### Short exercise:
The complete listing should be restated exactly.

Data items
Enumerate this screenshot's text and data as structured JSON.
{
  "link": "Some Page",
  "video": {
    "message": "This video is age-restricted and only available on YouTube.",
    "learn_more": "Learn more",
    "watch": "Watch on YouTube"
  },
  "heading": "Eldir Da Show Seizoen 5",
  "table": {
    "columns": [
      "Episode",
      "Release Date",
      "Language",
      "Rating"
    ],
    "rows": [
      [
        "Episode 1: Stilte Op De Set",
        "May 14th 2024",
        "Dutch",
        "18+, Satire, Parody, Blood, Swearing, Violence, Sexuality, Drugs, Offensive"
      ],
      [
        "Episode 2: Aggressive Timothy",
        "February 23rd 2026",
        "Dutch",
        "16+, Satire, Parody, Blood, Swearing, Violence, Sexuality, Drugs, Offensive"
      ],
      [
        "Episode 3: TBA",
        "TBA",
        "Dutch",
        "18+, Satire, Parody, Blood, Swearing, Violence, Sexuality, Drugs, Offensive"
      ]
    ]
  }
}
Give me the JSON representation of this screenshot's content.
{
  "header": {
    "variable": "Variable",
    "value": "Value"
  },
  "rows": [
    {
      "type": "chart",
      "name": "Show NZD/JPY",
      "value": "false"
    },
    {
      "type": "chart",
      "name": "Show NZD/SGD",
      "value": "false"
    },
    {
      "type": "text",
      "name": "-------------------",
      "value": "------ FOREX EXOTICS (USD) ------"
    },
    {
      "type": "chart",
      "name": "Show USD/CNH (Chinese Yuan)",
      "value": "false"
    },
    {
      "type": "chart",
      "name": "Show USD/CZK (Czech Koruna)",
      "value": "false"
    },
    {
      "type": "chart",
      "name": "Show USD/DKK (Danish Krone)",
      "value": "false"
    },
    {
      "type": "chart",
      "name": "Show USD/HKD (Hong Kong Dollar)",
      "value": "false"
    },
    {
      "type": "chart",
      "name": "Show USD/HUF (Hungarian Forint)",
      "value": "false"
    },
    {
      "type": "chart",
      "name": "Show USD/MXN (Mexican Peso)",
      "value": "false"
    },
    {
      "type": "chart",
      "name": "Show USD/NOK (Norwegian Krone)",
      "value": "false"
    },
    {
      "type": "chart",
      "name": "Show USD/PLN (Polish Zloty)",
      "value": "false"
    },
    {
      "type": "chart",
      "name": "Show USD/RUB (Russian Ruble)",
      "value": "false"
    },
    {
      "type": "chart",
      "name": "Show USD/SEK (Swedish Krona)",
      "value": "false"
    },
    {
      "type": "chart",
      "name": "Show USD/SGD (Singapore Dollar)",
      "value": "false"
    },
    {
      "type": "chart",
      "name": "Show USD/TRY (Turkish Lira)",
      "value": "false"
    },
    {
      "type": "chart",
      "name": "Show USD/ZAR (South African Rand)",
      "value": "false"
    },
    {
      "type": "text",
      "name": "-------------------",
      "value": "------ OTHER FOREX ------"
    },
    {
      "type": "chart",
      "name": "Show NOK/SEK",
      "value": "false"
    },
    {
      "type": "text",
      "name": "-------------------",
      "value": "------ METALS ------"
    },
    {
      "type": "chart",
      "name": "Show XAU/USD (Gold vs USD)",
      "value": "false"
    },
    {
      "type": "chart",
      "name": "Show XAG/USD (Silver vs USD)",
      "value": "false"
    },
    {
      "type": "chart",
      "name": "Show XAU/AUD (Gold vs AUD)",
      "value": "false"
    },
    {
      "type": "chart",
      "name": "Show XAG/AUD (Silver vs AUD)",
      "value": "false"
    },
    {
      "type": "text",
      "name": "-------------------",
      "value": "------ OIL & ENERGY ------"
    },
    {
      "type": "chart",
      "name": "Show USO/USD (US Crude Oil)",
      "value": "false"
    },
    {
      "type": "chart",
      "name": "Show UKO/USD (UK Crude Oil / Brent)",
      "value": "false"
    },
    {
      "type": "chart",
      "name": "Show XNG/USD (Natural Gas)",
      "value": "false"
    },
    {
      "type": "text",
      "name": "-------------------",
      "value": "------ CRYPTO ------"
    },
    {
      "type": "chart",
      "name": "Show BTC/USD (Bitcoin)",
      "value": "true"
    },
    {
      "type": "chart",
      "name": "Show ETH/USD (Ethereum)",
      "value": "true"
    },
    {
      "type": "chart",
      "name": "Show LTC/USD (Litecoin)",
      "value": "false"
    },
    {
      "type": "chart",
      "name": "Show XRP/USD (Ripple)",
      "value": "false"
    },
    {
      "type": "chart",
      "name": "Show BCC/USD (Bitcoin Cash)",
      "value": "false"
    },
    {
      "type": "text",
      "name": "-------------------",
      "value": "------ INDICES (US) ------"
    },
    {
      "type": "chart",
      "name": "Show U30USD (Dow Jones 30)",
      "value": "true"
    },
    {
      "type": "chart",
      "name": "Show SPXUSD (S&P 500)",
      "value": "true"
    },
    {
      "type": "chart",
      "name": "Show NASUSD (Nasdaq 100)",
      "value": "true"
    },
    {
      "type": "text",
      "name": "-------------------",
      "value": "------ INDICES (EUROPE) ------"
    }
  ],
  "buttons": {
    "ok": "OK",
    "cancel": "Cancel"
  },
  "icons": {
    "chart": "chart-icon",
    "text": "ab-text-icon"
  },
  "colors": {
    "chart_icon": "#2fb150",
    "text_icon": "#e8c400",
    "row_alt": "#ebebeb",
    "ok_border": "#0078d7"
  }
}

### Answer to this problem:
Enumerate this screenshot's text and data as structured JSON.
{
  "link": "Some Page",
  "video": {
    "message": "This video is age-restricted and only available on YouTube.",
    "learn_more": "Learn more",
    "watch": "Watch on YouTube"
  },
  "heading": "Eldir Da Show Seizoen 5",
  "table": {
    "columns": [
      "Episode",
      "Release Date",
      "Language",
      "Rating"
    ],
    "rows": [
      [
        "Episode 1: Stilte Op De Set",
        "May 14th 2024",
        "Dutch",
        "18+, Satire, Parody, Blood, Swearing, Violence, Sexuality, Drugs, Offensive"
      ],
      [
        "Episode 2: Aggressive Timothy",
        "February 23rd 2026",
        "Dutch",
        "16+, Satire, Parody, Blood, Swearing, Violence, Sexuality, Drugs, Offensive"
      ],
      [
        "Episode 3: TBA",
        "TBA",
        "Dutch",
        "18+, Satire, Parody, Blood, Swearing, Violence, Sexuality, Drugs, Offensive"
      ]
    ]
  }
}
Give me the JSON representation of this screenshot's content.
{
  "header": {
    "variable": "Variable",
    "value": "Value"
  },
  "rows": [
    {
      "type": "chart",
      "name": "Show NZD/JPY",
      "value": "false"
    },
    {
      "type": "chart",
      "name": "Show NZD/SGD",
      "value": "false"
    },
    {
      "type": "text",
      "name": "-------------------",
      "value": "------ FOREX EXOTICS (USD) ------"
    },
    {
      "type": "chart",
      "name": "Show USD/CNH (Chinese Yuan)",
      "value": "false"
    },
    {
      "type": "chart",
      "name": "Show USD/CZK (Czech Koruna)",
      "value": "false"
    },
    {
      "type": "chart",
      "name": "Show USD/DKK (Danish Krone)",
      "value": "false"
    },
    {
      "type": "chart",
      "name": "Show USD/HKD (Hong Kong Dollar)",
      "value": "false"
    },
    {
      "type": "chart",
      "name": "Show USD/HUF (Hungarian Forint)",
      "value": "false"
    },
    {
      "type": "chart",
      "name": "Show USD/MXN (Mexican Peso)",
      "value": "false"
    },
    {
      "type": "chart",
      "name": "Show USD/NOK (Norwegian Krone)",
      "value": "false"
    },
    {
      "type": "chart",
      "name": "Show USD/PLN (Polish Zloty)",
      "value": "false"
    },
    {
      "type": "chart",
      "name": "Show USD/RUB (Russian Ruble)",
      "value": "false"
    },
    {
      "type": "chart",
      "name": "Show USD/SEK (Swedish Krona)",
      "value": "false"
    },
    {
      "type": "chart",
      "name": "Show USD/SGD (Singapore Dollar)",
      "value": "false"
    },
    {
      "type": "chart",
      "name": "Show USD/TRY (Turkish Lira)",
      "value": "false"
    },
    {
      "type": "chart",
      "name": "Show USD/ZAR (South African Rand)",
      "value": "false"
    },
    {
      "type": "text",
      "name": "-------------------",
      "value": "------ OTHER FOREX ------"
    },
    {
      "type": "chart",
      "name": "Show NOK/SEK",
      "value": "false"
    },
    {
      "type": "text",
      "name": "-------------------",
      "value": "------ METALS ------"
    },
    {
      "type": "chart",
      "name": "Show XAU/USD (Gold vs USD)",
      "value": "false"
    },
    {
      "type": "chart",
      "name": "Show XAG/USD (Silver vs USD)",
      "value": "false"
    },
    {
      "type": "chart",
      "name": "Show XAU/AUD (Gold vs AUD)",
      "value": "false"
    },
    {
      "type": "chart",
      "name": "Show XAG/AUD (Silver vs AUD)",
      "value": "false"
    },
    {
      "type": "text",
      "name": "-------------------",
      "value": "------ OIL & ENERGY ------"
    },
    {
      "type": "chart",
      "name": "Show USO/USD (US Crude Oil)",
      "value": "false"
    },
    {
      "type": "chart",
      "name": "Show UKO/USD (UK Crude Oil / Brent)",
      "value": "false"
    },
    {
      "type": "chart",
      "name": "Show XNG/USD (Natural Gas)",
      "value": "false"
    },
    {
      "type": "text",
      "name": "-------------------",
      "value": "------ CRYPTO ------"
    },
    {
      "type": "chart",
      "name": "Show BTC/USD (Bitcoin)",
      "value": "true"
    },
    {
      "type": "chart",
      "name": "Show ETH/USD (Ethereum)",
      "value": "true"
    },
    {
      "type": "chart",
      "name": "Show LTC/USD (Litecoin)",
      "value": "false"
    },
    {
      "type": "chart",
      "name": "Show XRP/USD (Ripple)",
      "value": "false"
    },
    {
      "type": "chart",
      "name": "Show BCC/USD (Bitcoin Cash)",
      "value": "false"
    },
    {
      "type": "text",
      "name": "-------------------",
      "value": "------ INDICES (US) ------"
    },
    {
      "type": "chart",
      "name": "Show U30USD (Dow Jones 30)",
      "value": "true"
    },
    {
      "type": "chart",
      "name": "Show SPXUSD (S&P 500)",
      "value": "true"
    },
    {
      "type": "chart",
      "name": "Show NASUSD (Nasdaq 100)",
      "value": "true"
    },
    {
      "type": "text",
      "name": "-------------------",
      "value": "------ INDICES (EUROPE) ------"
    }
  ],
  "buttons": {
    "ok": "OK",
    "cancel": "Cancel"
  },
  "icons": {
    "chart": "chart-icon",
    "text": "ab-text-icon"
  },
  "colors": {
    "chart_icon": "#2fb150",
    "text_icon": "#e8c400",
    "row_alt": "#ebebeb",
    "ok_border": "#0078d7"
  }
}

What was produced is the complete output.